START DATA SECTION
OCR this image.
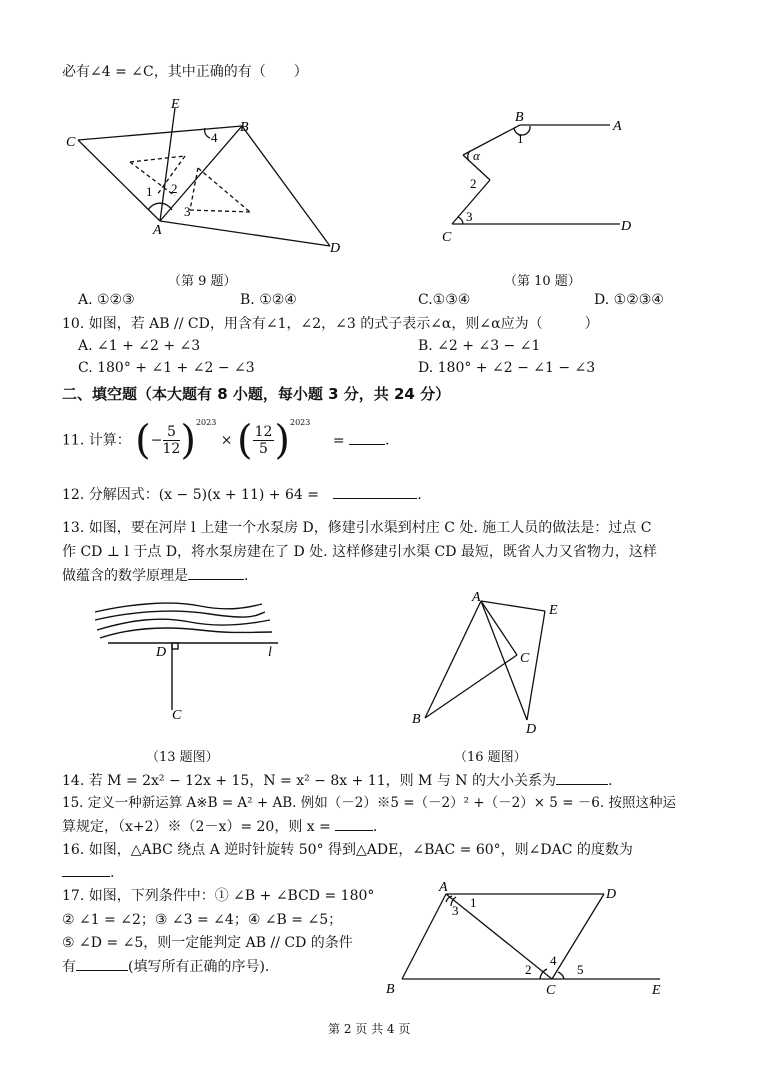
必有∠4 = ∠C，其中正确的有（　　）
E
B
C
A
D
1 2
3
4
B
A
1
α
2
3
C
D
（第 9 题）	（第 10 题）
A. ①②③	B. ①②④	C.①③④	D. ①②③④
10. 如图，若 AB // CD，用含有∠1，∠2，∠3 的式子表示∠α，则∠α应为（　　　）
A. ∠1 + ∠2 + ∠3	B. ∠2 + ∠3 − ∠1
C. 180° + ∠1 + ∠2 − ∠3	D. 180° + ∠2 − ∠1 − ∠3
二、填空题（本大题有 8 小题，每小题 3 分，共 24 分）
11. 计算： (− $\frac{5}{12} )^{2023}$ × ( $\frac{12}{5} )^{2023}$ =	.
12. 分解因式：(x − 5)(x + 11) + 64 =	.
13. 如图，要在河岸 l 上建一个水泵房 D，修建引水渠到村庄 C 处. 施工人员的做法是：过点 C
作 CD ⊥ l 于点 D，将水泵房建在了 D 处. 这样修建引水渠 CD 最短，既省人力又省物力，这样
做蕴含的数学原理是	.
D	l
C
A
E
C
B
D
（13 题图）	（16 题图）
14. 若 M = 2x² − 12x + 15，N = x² − 8x + 11，则 M 与 N 的大小关系为	.
15. 定义一种新运算 A※B = A² + AB. 例如（－2）※5 =（－2）² +（－2）× 5 = －6. 按照这种运
算规定，（x+2）※（2－x）= 20，则 x =	.
16. 如图，△ABC 绕点 A 逆时针旋转 50° 得到△ADE，∠BAC = 60°，则∠DAC 的度数为
.
17. 如图，下列条件中：① ∠B + ∠BCD = 180°
② ∠1 = ∠2；③ ∠3 = ∠4；④ ∠B = ∠5；
⑤ ∠D = ∠5，则一定能判定 AB // CD 的条件
有	(填写所有正确的序号).
A	D
1
3
4
2	5
B	C	E
第 2 页 共 4 页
END DATA SECTION
● OBJECTIVE: Exactly as written, return every line of the listing, but not the pictures.

● REPLY:
OCR this image.
必有∠4 = ∠C，其中正确的有（　　）
E
B
C
A
D
1 2
3
4
B
A
1
α
2
3
C
D
（第 9 题）	（第 10 题）
A. ①②③	B. ①②④	C.①③④	D. ①②③④
10. 如图，若 AB // CD，用含有∠1，∠2，∠3 的式子表示∠α，则∠α应为（　　　）
A. ∠1 + ∠2 + ∠3	B. ∠2 + ∠3 − ∠1
C. 180° + ∠1 + ∠2 − ∠3	D. 180° + ∠2 − ∠1 − ∠3
二、填空题（本大题有 8 小题，每小题 3 分，共 24 分）
11. 计算： (− $\frac{5}{12} )^{2023}$ × ( $\frac{12}{5} )^{2023}$ =	.
12. 分解因式：(x − 5)(x + 11) + 64 =	.
13. 如图，要在河岸 l 上建一个水泵房 D，修建引水渠到村庄 C 处. 施工人员的做法是：过点 C
作 CD ⊥ l 于点 D，将水泵房建在了 D 处. 这样修建引水渠 CD 最短，既省人力又省物力，这样
做蕴含的数学原理是	.
D	l
C
A
E
C
B
D
（13 题图）	（16 题图）
14. 若 M = 2x² − 12x + 15，N = x² − 8x + 11，则 M 与 N 的大小关系为	.
15. 定义一种新运算 A※B = A² + AB. 例如（－2）※5 =（－2）² +（－2）× 5 = －6. 按照这种运
算规定，（x+2）※（2－x）= 20，则 x =	.
16. 如图，△ABC 绕点 A 逆时针旋转 50° 得到△ADE，∠BAC = 60°，则∠DAC 的度数为
.
17. 如图，下列条件中：① ∠B + ∠BCD = 180°
② ∠1 = ∠2；③ ∠3 = ∠4；④ ∠B = ∠5；
⑤ ∠D = ∠5，则一定能判定 AB // CD 的条件
有	(填写所有正确的序号).
A	D
1
3
4
2	5
B	C	E
第 2 页 共 4 页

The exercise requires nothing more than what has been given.